(Supplied data)
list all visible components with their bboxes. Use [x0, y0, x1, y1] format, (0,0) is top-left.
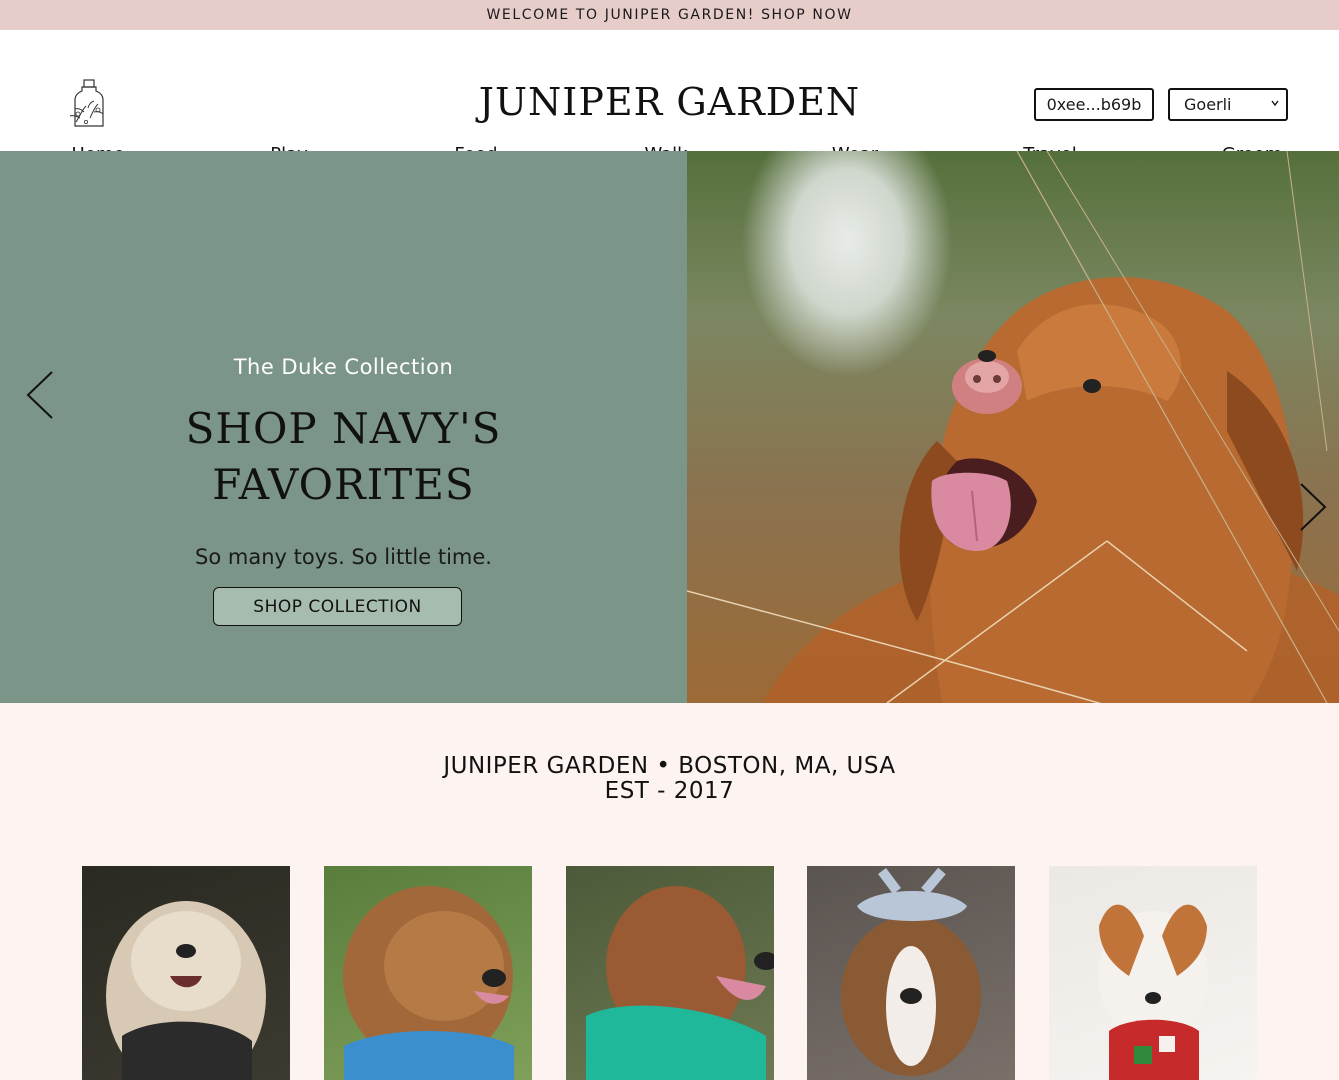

---

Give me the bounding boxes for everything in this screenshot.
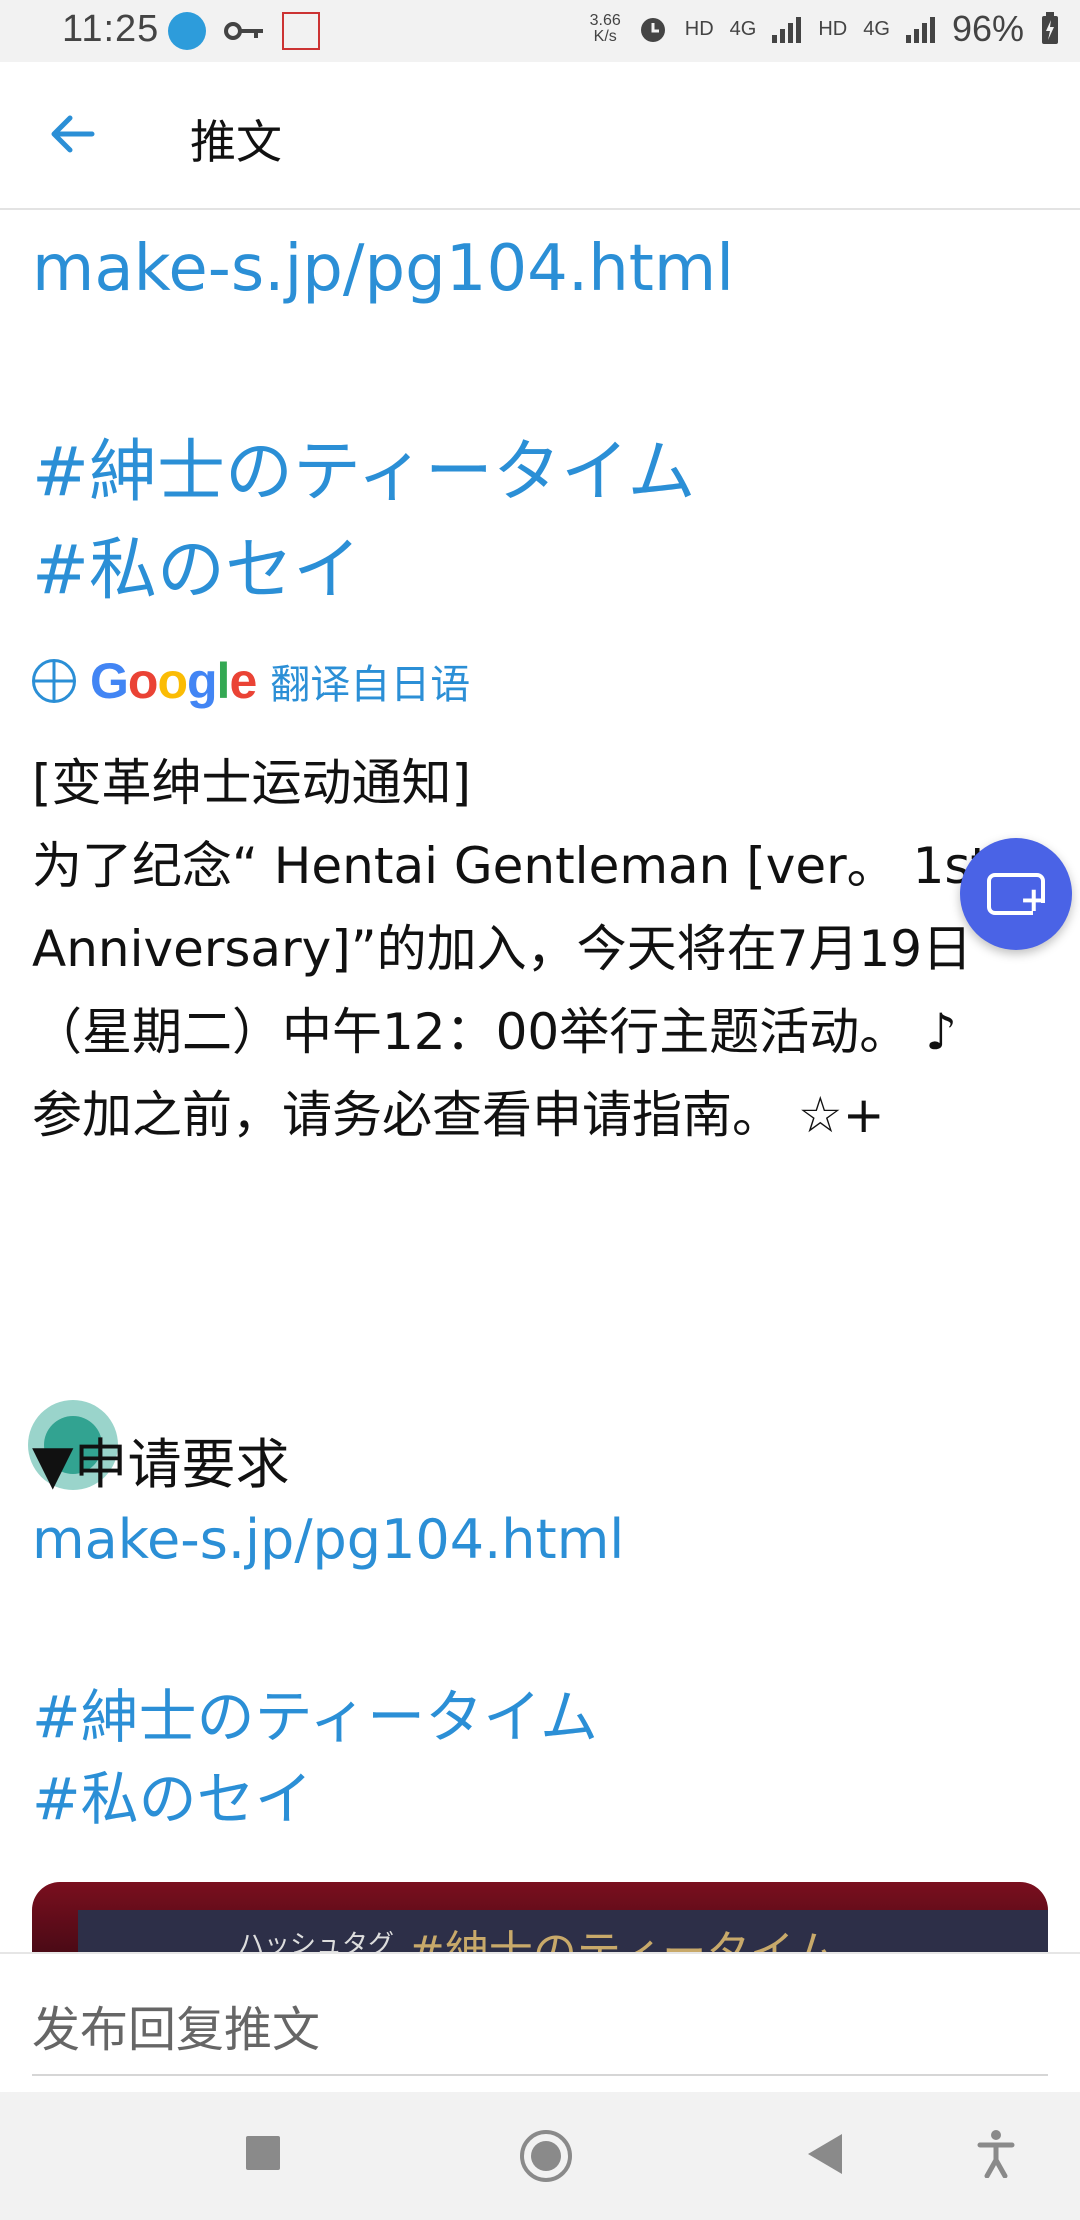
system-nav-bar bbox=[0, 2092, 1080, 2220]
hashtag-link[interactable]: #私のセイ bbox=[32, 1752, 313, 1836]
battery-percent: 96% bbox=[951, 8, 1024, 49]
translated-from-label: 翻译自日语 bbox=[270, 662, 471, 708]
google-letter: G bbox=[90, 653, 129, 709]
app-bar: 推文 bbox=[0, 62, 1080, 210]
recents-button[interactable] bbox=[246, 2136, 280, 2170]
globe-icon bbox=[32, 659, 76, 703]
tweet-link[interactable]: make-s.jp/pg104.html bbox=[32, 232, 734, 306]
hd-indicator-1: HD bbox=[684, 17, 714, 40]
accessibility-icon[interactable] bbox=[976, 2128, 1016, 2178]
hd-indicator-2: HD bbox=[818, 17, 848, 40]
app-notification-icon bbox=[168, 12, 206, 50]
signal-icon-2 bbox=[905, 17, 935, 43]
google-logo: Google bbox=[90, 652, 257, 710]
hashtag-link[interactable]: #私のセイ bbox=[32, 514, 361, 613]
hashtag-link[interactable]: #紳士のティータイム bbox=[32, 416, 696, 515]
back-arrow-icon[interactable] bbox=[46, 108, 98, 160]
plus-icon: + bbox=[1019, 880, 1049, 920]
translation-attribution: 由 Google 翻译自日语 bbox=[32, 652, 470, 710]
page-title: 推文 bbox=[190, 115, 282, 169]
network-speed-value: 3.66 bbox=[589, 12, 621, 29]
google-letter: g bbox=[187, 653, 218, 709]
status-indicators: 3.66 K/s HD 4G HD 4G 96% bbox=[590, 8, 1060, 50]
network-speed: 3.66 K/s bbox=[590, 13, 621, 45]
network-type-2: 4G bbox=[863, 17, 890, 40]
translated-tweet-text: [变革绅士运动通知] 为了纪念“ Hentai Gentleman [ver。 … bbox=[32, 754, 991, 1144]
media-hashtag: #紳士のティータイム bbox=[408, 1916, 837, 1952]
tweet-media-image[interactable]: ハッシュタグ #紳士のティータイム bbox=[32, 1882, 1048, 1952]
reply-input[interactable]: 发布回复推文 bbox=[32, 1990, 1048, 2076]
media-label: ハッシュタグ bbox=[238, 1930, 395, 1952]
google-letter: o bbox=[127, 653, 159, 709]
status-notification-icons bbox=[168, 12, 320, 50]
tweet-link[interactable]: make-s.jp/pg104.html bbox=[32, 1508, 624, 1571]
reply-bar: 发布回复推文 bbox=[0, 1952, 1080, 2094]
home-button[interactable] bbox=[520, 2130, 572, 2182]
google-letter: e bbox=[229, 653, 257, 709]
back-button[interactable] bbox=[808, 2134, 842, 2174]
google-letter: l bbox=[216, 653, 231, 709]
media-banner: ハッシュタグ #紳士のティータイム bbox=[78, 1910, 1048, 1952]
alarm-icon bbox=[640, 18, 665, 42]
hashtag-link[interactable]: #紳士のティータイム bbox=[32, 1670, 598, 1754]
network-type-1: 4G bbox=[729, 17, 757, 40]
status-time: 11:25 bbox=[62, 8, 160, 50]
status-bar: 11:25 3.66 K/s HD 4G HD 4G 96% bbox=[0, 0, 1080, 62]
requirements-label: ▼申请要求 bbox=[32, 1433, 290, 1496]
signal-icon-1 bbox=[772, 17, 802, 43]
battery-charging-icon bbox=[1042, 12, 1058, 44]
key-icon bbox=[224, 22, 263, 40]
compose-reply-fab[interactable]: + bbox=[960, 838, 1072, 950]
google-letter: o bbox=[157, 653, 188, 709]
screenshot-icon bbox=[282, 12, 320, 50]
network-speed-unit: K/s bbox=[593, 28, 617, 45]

(Problem to work on)
Locate every line in the entries above that contains the string "speed", and copy each of those lines.

(Solved problem)
network-speed-value: 3.66 bbox=[589, 12, 621, 29]
network-speed: 3.66 K/s bbox=[590, 13, 621, 45]
network-speed-unit: K/s bbox=[593, 28, 617, 45]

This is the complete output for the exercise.